------ Given records

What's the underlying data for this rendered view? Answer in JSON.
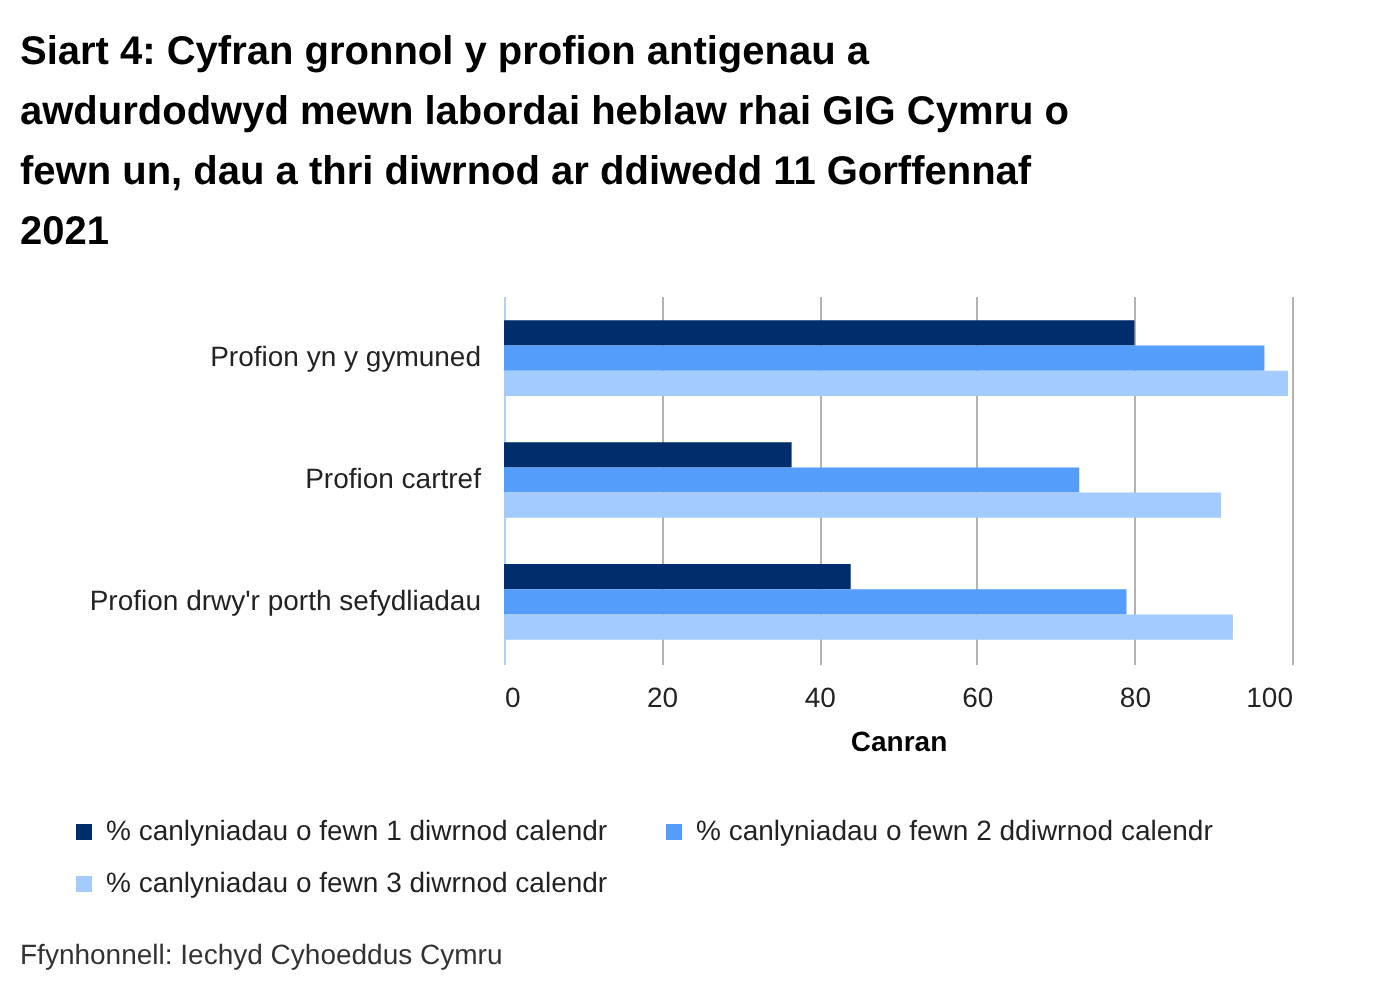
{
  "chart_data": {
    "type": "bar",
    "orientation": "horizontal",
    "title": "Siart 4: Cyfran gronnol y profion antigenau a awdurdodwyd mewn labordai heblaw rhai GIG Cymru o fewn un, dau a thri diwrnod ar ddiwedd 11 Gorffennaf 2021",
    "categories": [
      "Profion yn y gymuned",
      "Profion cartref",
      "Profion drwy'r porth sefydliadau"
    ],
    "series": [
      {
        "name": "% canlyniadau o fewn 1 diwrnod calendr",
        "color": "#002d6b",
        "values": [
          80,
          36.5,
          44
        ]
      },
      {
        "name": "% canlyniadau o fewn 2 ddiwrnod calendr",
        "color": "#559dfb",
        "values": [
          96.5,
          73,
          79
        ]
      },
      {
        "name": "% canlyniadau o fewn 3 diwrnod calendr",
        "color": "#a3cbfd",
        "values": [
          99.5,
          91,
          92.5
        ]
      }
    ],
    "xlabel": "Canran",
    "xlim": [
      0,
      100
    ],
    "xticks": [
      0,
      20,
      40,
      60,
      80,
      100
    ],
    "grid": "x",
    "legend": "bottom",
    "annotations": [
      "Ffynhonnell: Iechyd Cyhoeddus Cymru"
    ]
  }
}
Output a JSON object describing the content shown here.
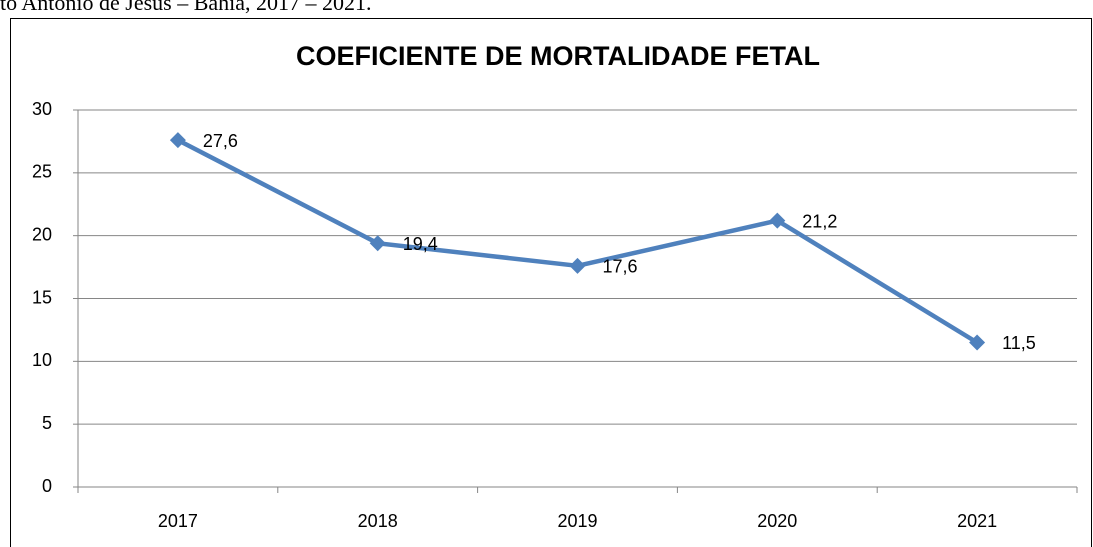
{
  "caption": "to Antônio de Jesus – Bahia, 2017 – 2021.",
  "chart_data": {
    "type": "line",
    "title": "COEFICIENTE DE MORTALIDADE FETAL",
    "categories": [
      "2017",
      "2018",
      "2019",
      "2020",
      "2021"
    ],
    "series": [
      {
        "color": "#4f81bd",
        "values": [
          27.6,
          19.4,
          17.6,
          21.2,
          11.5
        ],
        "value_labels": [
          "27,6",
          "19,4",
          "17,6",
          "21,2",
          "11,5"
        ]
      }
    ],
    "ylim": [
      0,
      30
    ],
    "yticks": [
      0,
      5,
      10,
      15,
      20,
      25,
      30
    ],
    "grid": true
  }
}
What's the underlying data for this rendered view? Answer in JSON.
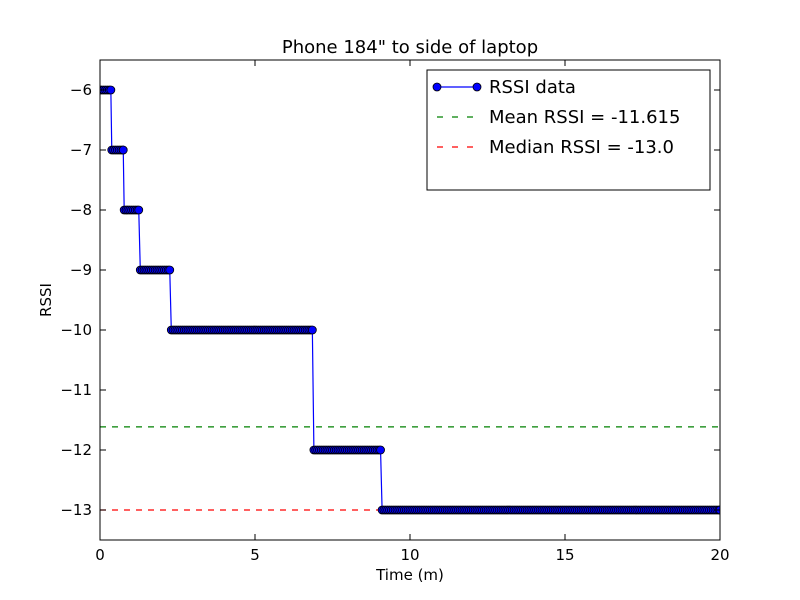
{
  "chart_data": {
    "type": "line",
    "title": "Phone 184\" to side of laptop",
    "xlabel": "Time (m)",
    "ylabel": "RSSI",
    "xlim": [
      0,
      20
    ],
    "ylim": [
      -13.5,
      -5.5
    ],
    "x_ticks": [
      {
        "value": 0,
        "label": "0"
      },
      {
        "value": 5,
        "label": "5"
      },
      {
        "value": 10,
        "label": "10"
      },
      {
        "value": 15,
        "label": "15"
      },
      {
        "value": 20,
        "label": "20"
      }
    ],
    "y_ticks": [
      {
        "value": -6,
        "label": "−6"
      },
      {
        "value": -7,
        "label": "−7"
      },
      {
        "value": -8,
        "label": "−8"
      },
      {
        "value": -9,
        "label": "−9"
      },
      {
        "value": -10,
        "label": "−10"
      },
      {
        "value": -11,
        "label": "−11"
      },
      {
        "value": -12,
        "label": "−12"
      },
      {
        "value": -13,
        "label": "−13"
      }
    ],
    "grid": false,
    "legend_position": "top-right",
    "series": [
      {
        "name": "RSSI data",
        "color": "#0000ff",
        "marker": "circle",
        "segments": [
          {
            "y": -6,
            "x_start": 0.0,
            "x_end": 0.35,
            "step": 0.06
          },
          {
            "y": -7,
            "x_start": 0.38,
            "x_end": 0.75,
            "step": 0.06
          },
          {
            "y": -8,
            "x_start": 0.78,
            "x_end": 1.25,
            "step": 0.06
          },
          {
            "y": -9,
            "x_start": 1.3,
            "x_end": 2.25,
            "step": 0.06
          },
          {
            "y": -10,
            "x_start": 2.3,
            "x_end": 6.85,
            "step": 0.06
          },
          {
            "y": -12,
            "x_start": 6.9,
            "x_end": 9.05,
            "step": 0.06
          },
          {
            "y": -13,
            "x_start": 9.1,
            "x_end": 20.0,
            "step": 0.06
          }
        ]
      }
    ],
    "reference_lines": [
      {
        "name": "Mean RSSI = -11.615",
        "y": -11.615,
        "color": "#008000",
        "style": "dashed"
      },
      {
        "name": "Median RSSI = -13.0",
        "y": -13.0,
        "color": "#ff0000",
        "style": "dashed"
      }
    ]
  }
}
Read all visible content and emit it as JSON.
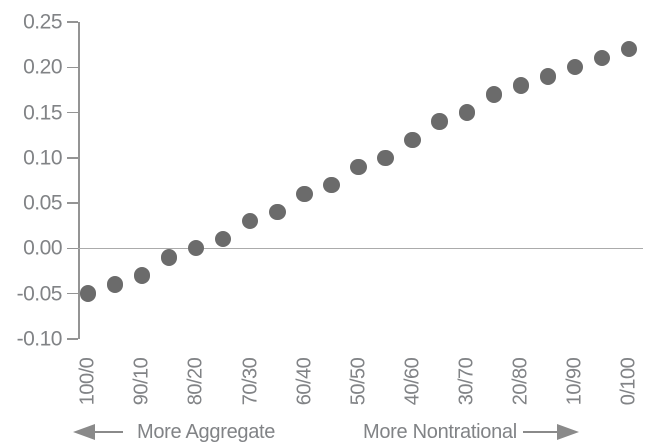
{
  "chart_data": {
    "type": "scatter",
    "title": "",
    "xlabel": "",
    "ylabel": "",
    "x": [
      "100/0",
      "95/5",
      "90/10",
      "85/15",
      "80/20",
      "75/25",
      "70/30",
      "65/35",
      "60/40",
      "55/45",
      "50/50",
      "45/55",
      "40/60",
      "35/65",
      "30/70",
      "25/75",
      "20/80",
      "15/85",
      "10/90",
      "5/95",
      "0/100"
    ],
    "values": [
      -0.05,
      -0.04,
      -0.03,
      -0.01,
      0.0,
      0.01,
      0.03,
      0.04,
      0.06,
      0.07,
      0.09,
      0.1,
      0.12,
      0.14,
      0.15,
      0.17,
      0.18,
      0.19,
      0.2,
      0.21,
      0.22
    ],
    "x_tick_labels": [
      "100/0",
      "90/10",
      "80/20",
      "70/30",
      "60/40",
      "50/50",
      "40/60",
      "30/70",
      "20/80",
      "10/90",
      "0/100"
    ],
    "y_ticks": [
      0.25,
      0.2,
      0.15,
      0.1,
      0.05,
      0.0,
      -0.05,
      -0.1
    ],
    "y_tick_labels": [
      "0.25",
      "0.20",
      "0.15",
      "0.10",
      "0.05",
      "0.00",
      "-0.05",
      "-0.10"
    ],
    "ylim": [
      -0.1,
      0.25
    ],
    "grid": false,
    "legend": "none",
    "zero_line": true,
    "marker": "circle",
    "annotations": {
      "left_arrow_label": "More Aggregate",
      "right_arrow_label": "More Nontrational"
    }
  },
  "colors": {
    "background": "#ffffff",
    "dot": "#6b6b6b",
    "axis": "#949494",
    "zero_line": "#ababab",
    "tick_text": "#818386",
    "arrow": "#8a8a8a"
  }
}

------------

Return each line exactly as written. Any picture gets left out.

Output below:
What's the underlying data for this rendered view? Answer in JSON.
{
  "chart_data": {
    "type": "bar",
    "orientation": "horizontal",
    "title": "Siart 4: Cyfran gronnol y profion antigenau a awdurdodwyd mewn labordai heblaw rhai GIG Cymru o fewn un, dau a thri diwrnod ar ddiwedd 11 Gorffennaf 2021",
    "categories": [
      "Profion yn y gymuned",
      "Profion cartref",
      "Profion drwy'r porth sefydliadau"
    ],
    "series": [
      {
        "name": "% canlyniadau o fewn 1 diwrnod calendr",
        "color": "#002d6b",
        "values": [
          80,
          36.5,
          44
        ]
      },
      {
        "name": "% canlyniadau o fewn 2 ddiwrnod calendr",
        "color": "#559dfb",
        "values": [
          96.5,
          73,
          79
        ]
      },
      {
        "name": "% canlyniadau o fewn 3 diwrnod calendr",
        "color": "#a3cbfd",
        "values": [
          99.5,
          91,
          92.5
        ]
      }
    ],
    "xlabel": "Canran",
    "xlim": [
      0,
      100
    ],
    "xticks": [
      0,
      20,
      40,
      60,
      80,
      100
    ],
    "grid": "x",
    "legend": "bottom",
    "annotations": [
      "Ffynhonnell: Iechyd Cyhoeddus Cymru"
    ]
  }
}
Output a JSON object describing the content shown here.
{
  "caption": "to Antônio de Jesus – Bahia, 2017 – 2021.",
  "chart_data": {
    "type": "line",
    "title": "COEFICIENTE DE MORTALIDADE FETAL",
    "categories": [
      "2017",
      "2018",
      "2019",
      "2020",
      "2021"
    ],
    "series": [
      {
        "color": "#4f81bd",
        "values": [
          27.6,
          19.4,
          17.6,
          21.2,
          11.5
        ],
        "value_labels": [
          "27,6",
          "19,4",
          "17,6",
          "21,2",
          "11,5"
        ]
      }
    ],
    "ylim": [
      0,
      30
    ],
    "yticks": [
      0,
      5,
      10,
      15,
      20,
      25,
      30
    ],
    "grid": true
  }
}
What's the underlying data for this rendered view? Answer in JSON.
{
  "chart_data": {
    "type": "line",
    "title": "Phone 184\" to side of laptop",
    "xlabel": "Time (m)",
    "ylabel": "RSSI",
    "xlim": [
      0,
      20
    ],
    "ylim": [
      -13.5,
      -5.5
    ],
    "x_ticks": [
      {
        "value": 0,
        "label": "0"
      },
      {
        "value": 5,
        "label": "5"
      },
      {
        "value": 10,
        "label": "10"
      },
      {
        "value": 15,
        "label": "15"
      },
      {
        "value": 20,
        "label": "20"
      }
    ],
    "y_ticks": [
      {
        "value": -6,
        "label": "−6"
      },
      {
        "value": -7,
        "label": "−7"
      },
      {
        "value": -8,
        "label": "−8"
      },
      {
        "value": -9,
        "label": "−9"
      },
      {
        "value": -10,
        "label": "−10"
      },
      {
        "value": -11,
        "label": "−11"
      },
      {
        "value": -12,
        "label": "−12"
      },
      {
        "value": -13,
        "label": "−13"
      }
    ],
    "grid": false,
    "legend_position": "top-right",
    "series": [
      {
        "name": "RSSI data",
        "color": "#0000ff",
        "marker": "circle",
        "segments": [
          {
            "y": -6,
            "x_start": 0.0,
            "x_end": 0.35,
            "step": 0.06
          },
          {
            "y": -7,
            "x_start": 0.38,
            "x_end": 0.75,
            "step": 0.06
          },
          {
            "y": -8,
            "x_start": 0.78,
            "x_end": 1.25,
            "step": 0.06
          },
          {
            "y": -9,
            "x_start": 1.3,
            "x_end": 2.25,
            "step": 0.06
          },
          {
            "y": -10,
            "x_start": 2.3,
            "x_end": 6.85,
            "step": 0.06
          },
          {
            "y": -12,
            "x_start": 6.9,
            "x_end": 9.05,
            "step": 0.06
          },
          {
            "y": -13,
            "x_start": 9.1,
            "x_end": 20.0,
            "step": 0.06
          }
        ]
      }
    ],
    "reference_lines": [
      {
        "name": "Mean RSSI = -11.615",
        "y": -11.615,
        "color": "#008000",
        "style": "dashed"
      },
      {
        "name": "Median RSSI = -13.0",
        "y": -13.0,
        "color": "#ff0000",
        "style": "dashed"
      }
    ]
  }
}
Read all visible content and emit it as JSON.
{
  "chart_data": {
    "type": "scatter",
    "title": "",
    "xlabel": "",
    "ylabel": "",
    "x": [
      "100/0",
      "95/5",
      "90/10",
      "85/15",
      "80/20",
      "75/25",
      "70/30",
      "65/35",
      "60/40",
      "55/45",
      "50/50",
      "45/55",
      "40/60",
      "35/65",
      "30/70",
      "25/75",
      "20/80",
      "15/85",
      "10/90",
      "5/95",
      "0/100"
    ],
    "values": [
      -0.05,
      -0.04,
      -0.03,
      -0.01,
      0.0,
      0.01,
      0.03,
      0.04,
      0.06,
      0.07,
      0.09,
      0.1,
      0.12,
      0.14,
      0.15,
      0.17,
      0.18,
      0.19,
      0.2,
      0.21,
      0.22
    ],
    "x_tick_labels": [
      "100/0",
      "90/10",
      "80/20",
      "70/30",
      "60/40",
      "50/50",
      "40/60",
      "30/70",
      "20/80",
      "10/90",
      "0/100"
    ],
    "y_ticks": [
      0.25,
      0.2,
      0.15,
      0.1,
      0.05,
      0.0,
      -0.05,
      -0.1
    ],
    "y_tick_labels": [
      "0.25",
      "0.20",
      "0.15",
      "0.10",
      "0.05",
      "0.00",
      "-0.05",
      "-0.10"
    ],
    "ylim": [
      -0.1,
      0.25
    ],
    "grid": false,
    "legend": "none",
    "zero_line": true,
    "marker": "circle",
    "annotations": {
      "left_arrow_label": "More Aggregate",
      "right_arrow_label": "More Nontrational"
    }
  },
  "colors": {
    "background": "#ffffff",
    "dot": "#6b6b6b",
    "axis": "#949494",
    "zero_line": "#ababab",
    "tick_text": "#818386",
    "arrow": "#8a8a8a"
  }
}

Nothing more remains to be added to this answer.